» Exercise task
Find the lines holding the word "this" and collect them.

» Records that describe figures
################
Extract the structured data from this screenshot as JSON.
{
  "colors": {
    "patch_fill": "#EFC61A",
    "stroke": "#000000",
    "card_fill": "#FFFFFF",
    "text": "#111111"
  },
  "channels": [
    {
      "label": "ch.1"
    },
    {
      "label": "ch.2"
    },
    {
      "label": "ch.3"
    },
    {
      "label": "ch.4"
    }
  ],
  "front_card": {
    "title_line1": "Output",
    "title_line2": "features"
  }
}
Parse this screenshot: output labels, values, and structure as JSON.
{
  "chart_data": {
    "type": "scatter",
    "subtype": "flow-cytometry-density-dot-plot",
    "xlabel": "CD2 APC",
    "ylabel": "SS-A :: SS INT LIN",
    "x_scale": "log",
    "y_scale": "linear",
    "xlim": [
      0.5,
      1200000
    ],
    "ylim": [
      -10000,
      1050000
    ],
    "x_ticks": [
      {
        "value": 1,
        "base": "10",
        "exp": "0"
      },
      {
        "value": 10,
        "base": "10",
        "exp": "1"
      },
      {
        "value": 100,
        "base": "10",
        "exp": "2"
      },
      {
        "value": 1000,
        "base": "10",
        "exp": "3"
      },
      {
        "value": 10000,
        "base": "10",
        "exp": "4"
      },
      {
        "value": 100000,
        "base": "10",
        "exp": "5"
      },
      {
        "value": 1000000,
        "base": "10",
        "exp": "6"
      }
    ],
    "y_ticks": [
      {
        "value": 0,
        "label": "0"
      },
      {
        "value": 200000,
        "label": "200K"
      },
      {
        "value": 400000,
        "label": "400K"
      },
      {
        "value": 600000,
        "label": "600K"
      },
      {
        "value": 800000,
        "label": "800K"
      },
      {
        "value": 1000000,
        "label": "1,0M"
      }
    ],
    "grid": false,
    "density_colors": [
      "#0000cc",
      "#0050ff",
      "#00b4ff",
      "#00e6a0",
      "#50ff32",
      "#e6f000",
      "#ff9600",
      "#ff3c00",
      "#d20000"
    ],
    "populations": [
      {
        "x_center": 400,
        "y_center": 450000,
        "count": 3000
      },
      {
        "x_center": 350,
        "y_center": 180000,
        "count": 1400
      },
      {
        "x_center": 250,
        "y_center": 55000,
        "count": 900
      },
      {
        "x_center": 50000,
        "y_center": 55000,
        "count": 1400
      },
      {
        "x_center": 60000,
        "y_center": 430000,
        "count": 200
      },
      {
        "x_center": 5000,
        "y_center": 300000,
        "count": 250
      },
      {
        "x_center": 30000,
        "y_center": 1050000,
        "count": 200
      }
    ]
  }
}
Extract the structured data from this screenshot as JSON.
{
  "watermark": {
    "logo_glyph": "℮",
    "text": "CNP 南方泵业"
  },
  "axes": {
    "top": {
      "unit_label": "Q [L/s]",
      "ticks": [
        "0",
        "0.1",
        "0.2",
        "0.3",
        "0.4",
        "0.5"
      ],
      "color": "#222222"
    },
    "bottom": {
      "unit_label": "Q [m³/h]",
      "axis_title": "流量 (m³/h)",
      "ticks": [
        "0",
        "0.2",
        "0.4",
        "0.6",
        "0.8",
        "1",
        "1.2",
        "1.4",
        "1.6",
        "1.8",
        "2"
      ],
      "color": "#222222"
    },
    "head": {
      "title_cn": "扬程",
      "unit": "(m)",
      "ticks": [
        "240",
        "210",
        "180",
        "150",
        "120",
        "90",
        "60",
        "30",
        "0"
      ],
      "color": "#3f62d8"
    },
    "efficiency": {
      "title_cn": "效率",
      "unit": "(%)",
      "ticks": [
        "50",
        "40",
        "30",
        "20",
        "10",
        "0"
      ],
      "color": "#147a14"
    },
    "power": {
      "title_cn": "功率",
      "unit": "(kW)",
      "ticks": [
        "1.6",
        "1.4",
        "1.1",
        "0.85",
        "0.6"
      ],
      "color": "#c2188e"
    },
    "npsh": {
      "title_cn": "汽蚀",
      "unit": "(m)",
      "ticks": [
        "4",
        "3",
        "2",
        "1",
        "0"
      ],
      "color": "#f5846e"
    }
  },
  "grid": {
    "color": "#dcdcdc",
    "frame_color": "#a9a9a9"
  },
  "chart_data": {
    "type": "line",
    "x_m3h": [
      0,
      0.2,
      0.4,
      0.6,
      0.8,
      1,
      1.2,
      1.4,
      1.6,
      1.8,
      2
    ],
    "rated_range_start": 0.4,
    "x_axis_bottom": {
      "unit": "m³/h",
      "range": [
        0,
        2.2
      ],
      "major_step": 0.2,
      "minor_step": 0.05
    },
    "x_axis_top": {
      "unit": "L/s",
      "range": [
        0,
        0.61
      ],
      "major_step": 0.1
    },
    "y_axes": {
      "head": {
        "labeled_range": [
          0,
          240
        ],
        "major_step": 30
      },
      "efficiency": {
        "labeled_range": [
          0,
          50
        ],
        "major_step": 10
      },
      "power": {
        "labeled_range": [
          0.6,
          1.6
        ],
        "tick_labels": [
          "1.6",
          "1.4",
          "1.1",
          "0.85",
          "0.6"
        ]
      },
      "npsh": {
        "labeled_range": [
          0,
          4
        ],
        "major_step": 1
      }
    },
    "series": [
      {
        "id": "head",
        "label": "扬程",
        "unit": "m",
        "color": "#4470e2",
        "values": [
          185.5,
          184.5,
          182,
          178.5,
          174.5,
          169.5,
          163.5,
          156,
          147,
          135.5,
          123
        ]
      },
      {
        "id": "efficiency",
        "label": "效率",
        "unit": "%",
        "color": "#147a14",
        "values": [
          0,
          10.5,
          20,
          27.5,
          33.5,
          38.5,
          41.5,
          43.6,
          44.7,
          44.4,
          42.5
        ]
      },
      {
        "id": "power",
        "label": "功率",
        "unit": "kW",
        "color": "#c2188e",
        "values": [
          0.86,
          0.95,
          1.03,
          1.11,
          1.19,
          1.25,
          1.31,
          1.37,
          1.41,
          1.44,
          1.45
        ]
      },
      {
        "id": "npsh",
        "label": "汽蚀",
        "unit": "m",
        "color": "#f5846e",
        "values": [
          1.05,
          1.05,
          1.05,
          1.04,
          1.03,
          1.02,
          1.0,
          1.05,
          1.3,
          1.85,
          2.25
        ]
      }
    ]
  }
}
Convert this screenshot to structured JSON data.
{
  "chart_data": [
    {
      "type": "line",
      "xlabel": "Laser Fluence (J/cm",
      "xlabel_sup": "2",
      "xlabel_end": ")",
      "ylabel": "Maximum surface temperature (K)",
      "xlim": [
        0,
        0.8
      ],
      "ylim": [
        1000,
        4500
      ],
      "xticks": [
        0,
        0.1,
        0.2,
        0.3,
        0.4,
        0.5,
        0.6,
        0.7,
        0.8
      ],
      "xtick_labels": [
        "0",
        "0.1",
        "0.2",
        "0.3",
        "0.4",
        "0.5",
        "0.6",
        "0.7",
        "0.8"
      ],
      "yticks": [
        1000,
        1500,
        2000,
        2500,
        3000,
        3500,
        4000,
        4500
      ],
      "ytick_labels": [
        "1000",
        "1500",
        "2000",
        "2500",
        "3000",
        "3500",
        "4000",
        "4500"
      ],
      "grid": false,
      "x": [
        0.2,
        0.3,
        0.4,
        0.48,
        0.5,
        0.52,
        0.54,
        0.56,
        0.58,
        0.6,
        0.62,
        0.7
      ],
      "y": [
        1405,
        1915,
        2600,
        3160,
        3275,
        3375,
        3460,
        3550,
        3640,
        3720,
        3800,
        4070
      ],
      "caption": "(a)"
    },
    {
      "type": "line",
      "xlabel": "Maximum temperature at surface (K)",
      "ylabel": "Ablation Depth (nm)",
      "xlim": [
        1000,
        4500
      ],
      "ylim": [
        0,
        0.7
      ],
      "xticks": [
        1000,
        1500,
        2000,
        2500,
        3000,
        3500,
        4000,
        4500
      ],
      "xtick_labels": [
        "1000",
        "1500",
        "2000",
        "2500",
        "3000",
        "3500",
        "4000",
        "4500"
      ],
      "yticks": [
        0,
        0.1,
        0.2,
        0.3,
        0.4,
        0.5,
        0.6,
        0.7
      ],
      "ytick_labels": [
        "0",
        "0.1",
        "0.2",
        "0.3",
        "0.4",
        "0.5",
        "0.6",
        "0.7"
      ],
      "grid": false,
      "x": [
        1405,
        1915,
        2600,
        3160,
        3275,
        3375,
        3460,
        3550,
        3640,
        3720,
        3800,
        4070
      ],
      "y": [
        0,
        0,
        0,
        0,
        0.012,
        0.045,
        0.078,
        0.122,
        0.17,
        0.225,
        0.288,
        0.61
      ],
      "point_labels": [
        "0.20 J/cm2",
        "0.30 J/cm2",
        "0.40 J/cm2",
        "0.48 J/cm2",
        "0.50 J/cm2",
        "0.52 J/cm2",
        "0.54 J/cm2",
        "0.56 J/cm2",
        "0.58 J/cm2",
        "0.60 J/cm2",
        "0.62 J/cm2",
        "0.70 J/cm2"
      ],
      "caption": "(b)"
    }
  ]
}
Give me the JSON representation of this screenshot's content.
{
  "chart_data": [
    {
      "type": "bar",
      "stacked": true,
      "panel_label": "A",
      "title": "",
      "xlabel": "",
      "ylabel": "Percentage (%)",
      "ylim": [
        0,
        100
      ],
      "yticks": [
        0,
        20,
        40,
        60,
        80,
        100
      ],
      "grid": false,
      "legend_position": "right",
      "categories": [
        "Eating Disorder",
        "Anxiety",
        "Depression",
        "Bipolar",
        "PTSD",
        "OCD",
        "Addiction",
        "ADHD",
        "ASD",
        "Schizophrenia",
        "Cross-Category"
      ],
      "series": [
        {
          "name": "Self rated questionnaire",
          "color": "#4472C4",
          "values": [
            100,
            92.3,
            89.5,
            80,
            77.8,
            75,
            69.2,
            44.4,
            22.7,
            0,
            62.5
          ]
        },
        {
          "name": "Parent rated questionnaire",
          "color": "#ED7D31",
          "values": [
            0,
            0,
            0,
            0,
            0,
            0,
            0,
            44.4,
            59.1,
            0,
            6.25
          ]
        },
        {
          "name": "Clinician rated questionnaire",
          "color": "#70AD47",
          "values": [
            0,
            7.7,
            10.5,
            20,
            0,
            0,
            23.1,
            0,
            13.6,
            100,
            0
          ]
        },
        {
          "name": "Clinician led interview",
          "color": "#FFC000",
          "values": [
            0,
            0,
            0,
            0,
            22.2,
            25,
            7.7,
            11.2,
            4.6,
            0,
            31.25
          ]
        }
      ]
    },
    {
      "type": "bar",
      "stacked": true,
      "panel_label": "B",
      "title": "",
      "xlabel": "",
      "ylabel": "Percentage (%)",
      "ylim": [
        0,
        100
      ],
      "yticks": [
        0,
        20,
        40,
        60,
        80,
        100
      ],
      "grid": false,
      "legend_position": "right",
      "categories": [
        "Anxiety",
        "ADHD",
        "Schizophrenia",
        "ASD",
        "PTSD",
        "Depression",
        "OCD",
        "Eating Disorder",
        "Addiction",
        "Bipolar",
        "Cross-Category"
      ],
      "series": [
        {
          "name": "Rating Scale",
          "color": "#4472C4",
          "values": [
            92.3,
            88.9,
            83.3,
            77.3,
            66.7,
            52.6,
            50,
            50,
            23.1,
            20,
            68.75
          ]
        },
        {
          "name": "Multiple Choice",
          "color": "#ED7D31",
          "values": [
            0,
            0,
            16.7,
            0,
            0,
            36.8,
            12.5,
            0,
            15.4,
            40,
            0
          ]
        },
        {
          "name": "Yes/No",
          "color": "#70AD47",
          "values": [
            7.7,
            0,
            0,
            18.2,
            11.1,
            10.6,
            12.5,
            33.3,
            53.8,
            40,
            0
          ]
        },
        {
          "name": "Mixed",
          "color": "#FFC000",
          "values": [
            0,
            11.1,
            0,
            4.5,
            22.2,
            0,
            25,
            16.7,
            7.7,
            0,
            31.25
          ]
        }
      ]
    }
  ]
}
################
» Full output
Extract the structured data from this screenshot as JSON.
Parse this screenshot: output labels, values, and structure as JSON.
Extract the structured data from this screenshot as JSON.
Convert this screenshot to structured JSON data.
Give me the JSON representation of this screenshot's content.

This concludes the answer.